## [DATA SUPPLIED]
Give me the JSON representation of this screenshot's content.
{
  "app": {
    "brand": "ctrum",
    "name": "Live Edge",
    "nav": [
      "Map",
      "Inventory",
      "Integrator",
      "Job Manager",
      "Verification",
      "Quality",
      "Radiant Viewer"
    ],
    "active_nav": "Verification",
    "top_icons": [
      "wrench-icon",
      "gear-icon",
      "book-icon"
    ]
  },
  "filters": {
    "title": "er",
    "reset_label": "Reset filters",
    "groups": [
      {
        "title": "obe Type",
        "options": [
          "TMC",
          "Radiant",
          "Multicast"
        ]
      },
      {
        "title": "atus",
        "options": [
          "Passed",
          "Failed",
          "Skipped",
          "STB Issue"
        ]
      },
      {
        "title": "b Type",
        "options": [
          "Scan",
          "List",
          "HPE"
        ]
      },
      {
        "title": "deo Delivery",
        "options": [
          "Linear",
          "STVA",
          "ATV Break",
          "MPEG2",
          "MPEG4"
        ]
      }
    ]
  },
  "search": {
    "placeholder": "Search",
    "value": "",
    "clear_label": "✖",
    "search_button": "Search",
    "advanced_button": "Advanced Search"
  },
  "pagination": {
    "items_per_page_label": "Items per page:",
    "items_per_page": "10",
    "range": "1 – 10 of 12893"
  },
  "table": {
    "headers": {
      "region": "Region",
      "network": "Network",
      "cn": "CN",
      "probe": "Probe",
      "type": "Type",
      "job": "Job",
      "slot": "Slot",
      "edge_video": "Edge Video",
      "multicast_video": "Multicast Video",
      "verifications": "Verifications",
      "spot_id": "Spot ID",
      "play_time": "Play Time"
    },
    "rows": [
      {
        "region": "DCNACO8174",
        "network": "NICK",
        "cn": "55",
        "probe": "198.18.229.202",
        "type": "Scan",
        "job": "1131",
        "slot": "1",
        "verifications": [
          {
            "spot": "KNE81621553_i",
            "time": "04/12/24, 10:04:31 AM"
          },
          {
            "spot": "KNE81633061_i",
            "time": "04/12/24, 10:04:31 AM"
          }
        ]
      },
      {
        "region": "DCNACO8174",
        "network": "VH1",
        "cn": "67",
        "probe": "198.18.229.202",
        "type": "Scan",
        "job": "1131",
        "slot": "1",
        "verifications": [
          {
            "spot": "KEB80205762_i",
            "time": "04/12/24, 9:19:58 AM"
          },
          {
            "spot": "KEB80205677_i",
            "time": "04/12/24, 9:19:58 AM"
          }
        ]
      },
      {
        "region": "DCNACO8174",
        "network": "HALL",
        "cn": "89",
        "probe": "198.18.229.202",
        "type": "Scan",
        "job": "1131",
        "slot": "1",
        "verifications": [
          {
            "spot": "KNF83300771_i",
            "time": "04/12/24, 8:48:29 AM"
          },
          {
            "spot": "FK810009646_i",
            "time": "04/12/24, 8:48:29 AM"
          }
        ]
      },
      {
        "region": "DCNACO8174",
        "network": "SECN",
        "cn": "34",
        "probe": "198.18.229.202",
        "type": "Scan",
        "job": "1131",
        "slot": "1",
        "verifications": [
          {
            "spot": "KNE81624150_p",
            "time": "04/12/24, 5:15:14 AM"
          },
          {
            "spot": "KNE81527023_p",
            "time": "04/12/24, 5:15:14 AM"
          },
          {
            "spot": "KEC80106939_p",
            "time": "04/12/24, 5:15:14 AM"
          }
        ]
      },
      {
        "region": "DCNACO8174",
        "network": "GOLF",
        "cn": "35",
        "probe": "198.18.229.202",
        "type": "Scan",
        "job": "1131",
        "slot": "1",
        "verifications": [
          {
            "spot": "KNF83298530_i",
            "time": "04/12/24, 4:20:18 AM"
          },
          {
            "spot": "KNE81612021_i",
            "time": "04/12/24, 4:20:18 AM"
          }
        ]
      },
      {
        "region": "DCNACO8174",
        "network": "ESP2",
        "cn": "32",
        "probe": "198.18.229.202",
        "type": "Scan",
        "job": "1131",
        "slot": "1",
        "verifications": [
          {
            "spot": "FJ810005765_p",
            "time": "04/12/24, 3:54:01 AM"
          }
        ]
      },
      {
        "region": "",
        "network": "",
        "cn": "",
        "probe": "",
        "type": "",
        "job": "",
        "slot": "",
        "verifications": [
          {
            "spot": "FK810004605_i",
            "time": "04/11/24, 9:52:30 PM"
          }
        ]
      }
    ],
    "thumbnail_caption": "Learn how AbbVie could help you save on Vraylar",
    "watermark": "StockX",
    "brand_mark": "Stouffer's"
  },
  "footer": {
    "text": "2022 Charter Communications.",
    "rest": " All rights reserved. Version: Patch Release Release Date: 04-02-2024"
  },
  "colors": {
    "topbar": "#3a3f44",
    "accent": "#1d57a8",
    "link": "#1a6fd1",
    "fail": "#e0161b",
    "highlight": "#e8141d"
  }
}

## [WHAT THE EXERCISE ASKS]
Pull out all lines from the entries above in which the word "network" appears.

## [TASK OUTPUT]
      "network": "Network",
        "network": "NICK",
        "network": "VH1",
        "network": "HALL",
        "network": "SECN",
        "network": "GOLF",
        "network": "ESP2",
        "network": "",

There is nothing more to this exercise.